Set task: Would you pull out every line of the material that contains the string "name"?

Record list:
================================

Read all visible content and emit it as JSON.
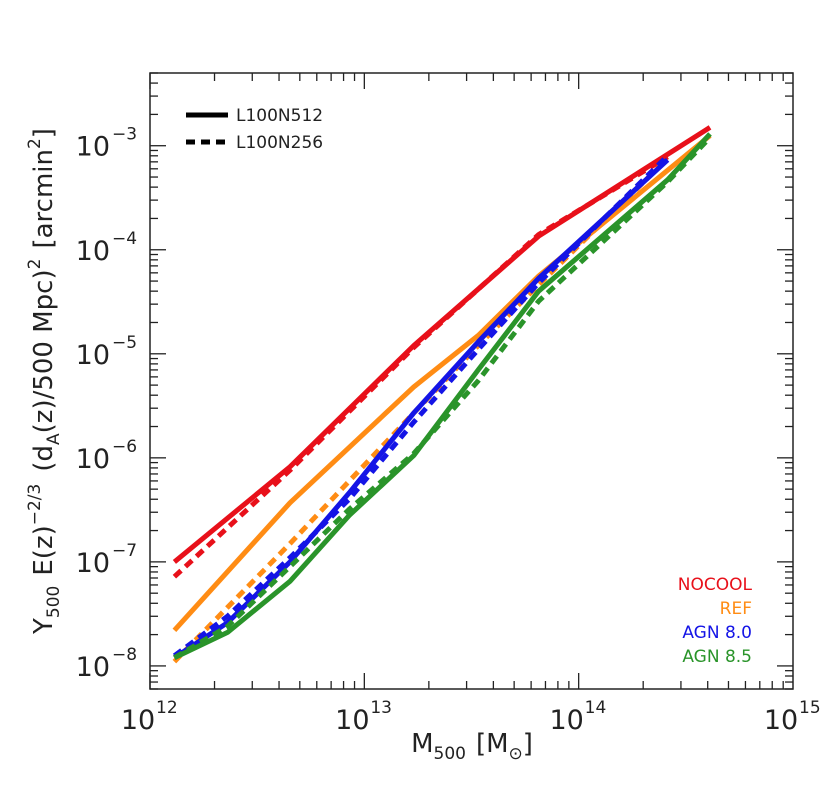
{
  "chart_data": {
    "type": "line",
    "xlabel": "M",
    "xlabel_sub": "500",
    "xlabel_unit_open": "[M",
    "xlabel_unit_sub": "⊙",
    "xlabel_unit_close": "]",
    "ylabel_parts": {
      "y": "Y",
      "y_sub": "500",
      "ez": "E(z)",
      "ez_exp": "−2/3",
      "da": "(d",
      "da_sub": "A",
      "da_rest": "(z)/500 Mpc)",
      "da_exp": "2",
      "unit_open": "[arcmin",
      "unit_exp": "2",
      "unit_close": "]"
    },
    "x_scale": "log",
    "y_scale": "log",
    "xlim": [
      1000000000000.0,
      1000000000000000.0
    ],
    "ylim": [
      6e-09,
      0.005
    ],
    "x_ticks": [
      {
        "value": 1000000000000.0,
        "base": "10",
        "exp": "12"
      },
      {
        "value": 10000000000000.0,
        "base": "10",
        "exp": "13"
      },
      {
        "value": 100000000000000.0,
        "base": "10",
        "exp": "14"
      },
      {
        "value": 1000000000000000.0,
        "base": "10",
        "exp": "15"
      }
    ],
    "y_ticks": [
      {
        "value": 1e-08,
        "base": "10",
        "exp": "−8"
      },
      {
        "value": 1e-07,
        "base": "10",
        "exp": "−7"
      },
      {
        "value": 1e-06,
        "base": "10",
        "exp": "−6"
      },
      {
        "value": 1e-05,
        "base": "10",
        "exp": "−5"
      },
      {
        "value": 0.0001,
        "base": "10",
        "exp": "−4"
      },
      {
        "value": 0.001,
        "base": "10",
        "exp": "−3"
      }
    ],
    "grid": false,
    "line_styles": [
      {
        "label": "L100N512",
        "dash": "solid"
      },
      {
        "label": "L100N256",
        "dash": "dashed"
      }
    ],
    "line_styles_position": "top-left",
    "series_labels_position": "bottom-right",
    "series": [
      {
        "name": "NOCOOL",
        "color": "#e8101a",
        "solid": {
          "x": [
            1300000000000.0,
            4500000000000.0,
            17000000000000.0,
            65000000000000.0,
            410000000000000.0
          ],
          "y": [
            1e-07,
            8.2e-07,
            1.2e-05,
            0.000135,
            0.0015
          ]
        },
        "dashed": {
          "x": [
            1300000000000.0,
            4500000000000.0,
            17000000000000.0,
            65000000000000.0,
            260000000000000.0
          ],
          "y": [
            7.2e-08,
            7.6e-07,
            1.15e-05,
            0.00014,
            0.00078
          ]
        }
      },
      {
        "name": "REF",
        "color": "#ff8c14",
        "solid": {
          "x": [
            1300000000000.0,
            4500000000000.0,
            17000000000000.0,
            34000000000000.0,
            65000000000000.0,
            410000000000000.0
          ],
          "y": [
            2.2e-08,
            3.7e-07,
            4.8e-06,
            1.5e-05,
            5.6e-05,
            0.00125
          ]
        },
        "dashed": {
          "x": [
            1300000000000.0,
            4500000000000.0,
            17000000000000.0,
            34000000000000.0,
            65000000000000.0,
            260000000000000.0
          ],
          "y": [
            1.1e-08,
            1.5e-07,
            2.7e-06,
            1.2e-05,
            4.6e-05,
            0.00075
          ]
        }
      },
      {
        "name": "AGN 8.0",
        "color": "#1414e6",
        "solid": {
          "x": [
            1300000000000.0,
            2300000000000.0,
            4500000000000.0,
            8500000000000.0,
            17000000000000.0,
            34000000000000.0,
            65000000000000.0,
            260000000000000.0
          ],
          "y": [
            1.2e-08,
            2.6e-08,
            1e-07,
            4.6e-07,
            2.7e-06,
            1.3e-05,
            5.3e-05,
            0.00073
          ]
        },
        "dashed": {
          "x": [
            1300000000000.0,
            2300000000000.0,
            4500000000000.0,
            8500000000000.0,
            17000000000000.0,
            34000000000000.0,
            65000000000000.0,
            260000000000000.0
          ],
          "y": [
            1.25e-08,
            3e-08,
            1.1e-07,
            4e-07,
            2.2e-06,
            1.1e-05,
            4.8e-05,
            0.0008
          ]
        }
      },
      {
        "name": "AGN 8.5",
        "color": "#2a942a",
        "solid": {
          "x": [
            1300000000000.0,
            2300000000000.0,
            4500000000000.0,
            8500000000000.0,
            17000000000000.0,
            34000000000000.0,
            65000000000000.0,
            260000000000000.0,
            410000000000000.0
          ],
          "y": [
            1.2e-08,
            2.1e-08,
            6.5e-08,
            2.8e-07,
            1.05e-06,
            7e-06,
            4e-05,
            0.00047,
            0.0013
          ]
        },
        "dashed": {
          "x": [
            1300000000000.0,
            2300000000000.0,
            4500000000000.0,
            8500000000000.0,
            17000000000000.0,
            34000000000000.0,
            65000000000000.0,
            260000000000000.0,
            410000000000000.0
          ],
          "y": [
            1.2e-08,
            2.4e-08,
            9e-08,
            3.2e-07,
            1.1e-06,
            5.5e-06,
            3.2e-05,
            0.00045,
            0.0012
          ]
        }
      }
    ]
  }
}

================================

Solved exercise:
        "name": "NOCOOL",
        "name": "REF",
        "name": "AGN 8.0",
        "name": "AGN 8.5",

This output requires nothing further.